◆ **What the exercise asks**
Nothing may be dropped or altered: reproduce all the data.

◆ **Entries**

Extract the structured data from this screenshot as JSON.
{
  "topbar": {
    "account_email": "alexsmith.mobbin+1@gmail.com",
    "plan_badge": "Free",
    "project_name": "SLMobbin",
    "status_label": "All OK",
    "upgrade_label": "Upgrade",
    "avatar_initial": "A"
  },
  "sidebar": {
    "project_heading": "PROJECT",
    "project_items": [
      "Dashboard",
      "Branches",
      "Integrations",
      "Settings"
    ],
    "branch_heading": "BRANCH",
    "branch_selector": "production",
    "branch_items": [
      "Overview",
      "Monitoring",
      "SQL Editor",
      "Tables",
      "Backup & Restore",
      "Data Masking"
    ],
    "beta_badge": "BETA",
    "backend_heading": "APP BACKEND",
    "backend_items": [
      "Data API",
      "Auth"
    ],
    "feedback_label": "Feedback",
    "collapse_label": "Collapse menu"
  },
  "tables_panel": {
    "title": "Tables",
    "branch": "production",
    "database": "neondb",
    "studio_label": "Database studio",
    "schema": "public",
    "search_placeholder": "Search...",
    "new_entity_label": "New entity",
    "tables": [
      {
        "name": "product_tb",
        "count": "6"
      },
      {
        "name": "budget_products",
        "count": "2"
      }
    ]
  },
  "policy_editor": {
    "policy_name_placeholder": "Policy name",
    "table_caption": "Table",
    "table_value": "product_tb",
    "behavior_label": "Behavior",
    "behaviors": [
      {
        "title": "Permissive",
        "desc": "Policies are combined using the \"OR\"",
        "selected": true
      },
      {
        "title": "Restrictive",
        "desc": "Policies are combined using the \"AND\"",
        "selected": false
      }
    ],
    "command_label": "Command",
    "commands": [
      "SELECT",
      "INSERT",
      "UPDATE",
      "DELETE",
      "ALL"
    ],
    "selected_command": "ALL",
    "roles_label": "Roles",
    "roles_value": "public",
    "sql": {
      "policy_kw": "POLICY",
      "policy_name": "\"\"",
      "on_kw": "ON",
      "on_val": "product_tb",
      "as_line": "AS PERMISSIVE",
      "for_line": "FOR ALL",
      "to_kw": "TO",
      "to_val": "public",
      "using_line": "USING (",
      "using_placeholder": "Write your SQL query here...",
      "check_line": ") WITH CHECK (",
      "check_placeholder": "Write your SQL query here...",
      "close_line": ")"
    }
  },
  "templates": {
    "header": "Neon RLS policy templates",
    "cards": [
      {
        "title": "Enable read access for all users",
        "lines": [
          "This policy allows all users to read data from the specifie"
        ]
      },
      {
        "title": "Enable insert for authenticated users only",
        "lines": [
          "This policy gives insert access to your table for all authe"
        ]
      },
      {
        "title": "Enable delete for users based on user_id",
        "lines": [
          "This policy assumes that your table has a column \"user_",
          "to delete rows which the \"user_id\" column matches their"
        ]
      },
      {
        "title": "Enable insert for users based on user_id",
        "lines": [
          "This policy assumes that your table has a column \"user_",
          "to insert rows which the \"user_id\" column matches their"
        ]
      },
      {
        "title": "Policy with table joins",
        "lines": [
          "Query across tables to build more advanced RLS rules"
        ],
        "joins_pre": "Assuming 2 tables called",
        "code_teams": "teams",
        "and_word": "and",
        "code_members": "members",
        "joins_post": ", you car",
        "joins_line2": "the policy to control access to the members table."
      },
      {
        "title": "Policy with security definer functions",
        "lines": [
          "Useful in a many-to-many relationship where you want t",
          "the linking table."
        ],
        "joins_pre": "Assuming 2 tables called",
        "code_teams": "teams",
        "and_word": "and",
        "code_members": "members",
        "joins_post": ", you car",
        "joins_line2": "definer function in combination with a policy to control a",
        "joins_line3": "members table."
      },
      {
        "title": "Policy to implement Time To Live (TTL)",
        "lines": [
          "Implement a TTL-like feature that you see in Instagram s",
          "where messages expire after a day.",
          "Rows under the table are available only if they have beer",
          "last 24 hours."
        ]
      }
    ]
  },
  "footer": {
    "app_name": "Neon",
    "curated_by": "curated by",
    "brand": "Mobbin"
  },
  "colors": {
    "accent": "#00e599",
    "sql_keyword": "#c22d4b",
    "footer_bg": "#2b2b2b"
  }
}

◆ **Task response**
Extract the structured data from this screenshot as JSON.
{
  "topbar": {
    "account_email": "alexsmith.mobbin+1@gmail.com",
    "plan_badge": "Free",
    "project_name": "SLMobbin",
    "status_label": "All OK",
    "upgrade_label": "Upgrade",
    "avatar_initial": "A"
  },
  "sidebar": {
    "project_heading": "PROJECT",
    "project_items": [
      "Dashboard",
      "Branches",
      "Integrations",
      "Settings"
    ],
    "branch_heading": "BRANCH",
    "branch_selector": "production",
    "branch_items": [
      "Overview",
      "Monitoring",
      "SQL Editor",
      "Tables",
      "Backup & Restore",
      "Data Masking"
    ],
    "beta_badge": "BETA",
    "backend_heading": "APP BACKEND",
    "backend_items": [
      "Data API",
      "Auth"
    ],
    "feedback_label": "Feedback",
    "collapse_label": "Collapse menu"
  },
  "tables_panel": {
    "title": "Tables",
    "branch": "production",
    "database": "neondb",
    "studio_label": "Database studio",
    "schema": "public",
    "search_placeholder": "Search...",
    "new_entity_label": "New entity",
    "tables": [
      {
        "name": "product_tb",
        "count": "6"
      },
      {
        "name": "budget_products",
        "count": "2"
      }
    ]
  },
  "policy_editor": {
    "policy_name_placeholder": "Policy name",
    "table_caption": "Table",
    "table_value": "product_tb",
    "behavior_label": "Behavior",
    "behaviors": [
      {
        "title": "Permissive",
        "desc": "Policies are combined using the \"OR\"",
        "selected": true
      },
      {
        "title": "Restrictive",
        "desc": "Policies are combined using the \"AND\"",
        "selected": false
      }
    ],
    "command_label": "Command",
    "commands": [
      "SELECT",
      "INSERT",
      "UPDATE",
      "DELETE",
      "ALL"
    ],
    "selected_command": "ALL",
    "roles_label": "Roles",
    "roles_value": "public",
    "sql": {
      "policy_kw": "POLICY",
      "policy_name": "\"\"",
      "on_kw": "ON",
      "on_val": "product_tb",
      "as_line": "AS PERMISSIVE",
      "for_line": "FOR ALL",
      "to_kw": "TO",
      "to_val": "public",
      "using_line": "USING (",
      "using_placeholder": "Write your SQL query here...",
      "check_line": ") WITH CHECK (",
      "check_placeholder": "Write your SQL query here...",
      "close_line": ")"
    }
  },
  "templates": {
    "header": "Neon RLS policy templates",
    "cards": [
      {
        "title": "Enable read access for all users",
        "lines": [
          "This policy allows all users to read data from the specifie"
        ]
      },
      {
        "title": "Enable insert for authenticated users only",
        "lines": [
          "This policy gives insert access to your table for all authe"
        ]
      },
      {
        "title": "Enable delete for users based on user_id",
        "lines": [
          "This policy assumes that your table has a column \"user_",
          "to delete rows which the \"user_id\" column matches their"
        ]
      },
      {
        "title": "Enable insert for users based on user_id",
        "lines": [
          "This policy assumes that your table has a column \"user_",
          "to insert rows which the \"user_id\" column matches their"
        ]
      },
      {
        "title": "Policy with table joins",
        "lines": [
          "Query across tables to build more advanced RLS rules"
        ],
        "joins_pre": "Assuming 2 tables called",
        "code_teams": "teams",
        "and_word": "and",
        "code_members": "members",
        "joins_post": ", you car",
        "joins_line2": "the policy to control access to the members table."
      },
      {
        "title": "Policy with security definer functions",
        "lines": [
          "Useful in a many-to-many relationship where you want t",
          "the linking table."
        ],
        "joins_pre": "Assuming 2 tables called",
        "code_teams": "teams",
        "and_word": "and",
        "code_members": "members",
        "joins_post": ", you car",
        "joins_line2": "definer function in combination with a policy to control a",
        "joins_line3": "members table."
      },
      {
        "title": "Policy to implement Time To Live (TTL)",
        "lines": [
          "Implement a TTL-like feature that you see in Instagram s",
          "where messages expire after a day.",
          "Rows under the table are available only if they have beer",
          "last 24 hours."
        ]
      }
    ]
  },
  "footer": {
    "app_name": "Neon",
    "curated_by": "curated by",
    "brand": "Mobbin"
  },
  "colors": {
    "accent": "#00e599",
    "sql_keyword": "#c22d4b",
    "footer_bg": "#2b2b2b"
  }
}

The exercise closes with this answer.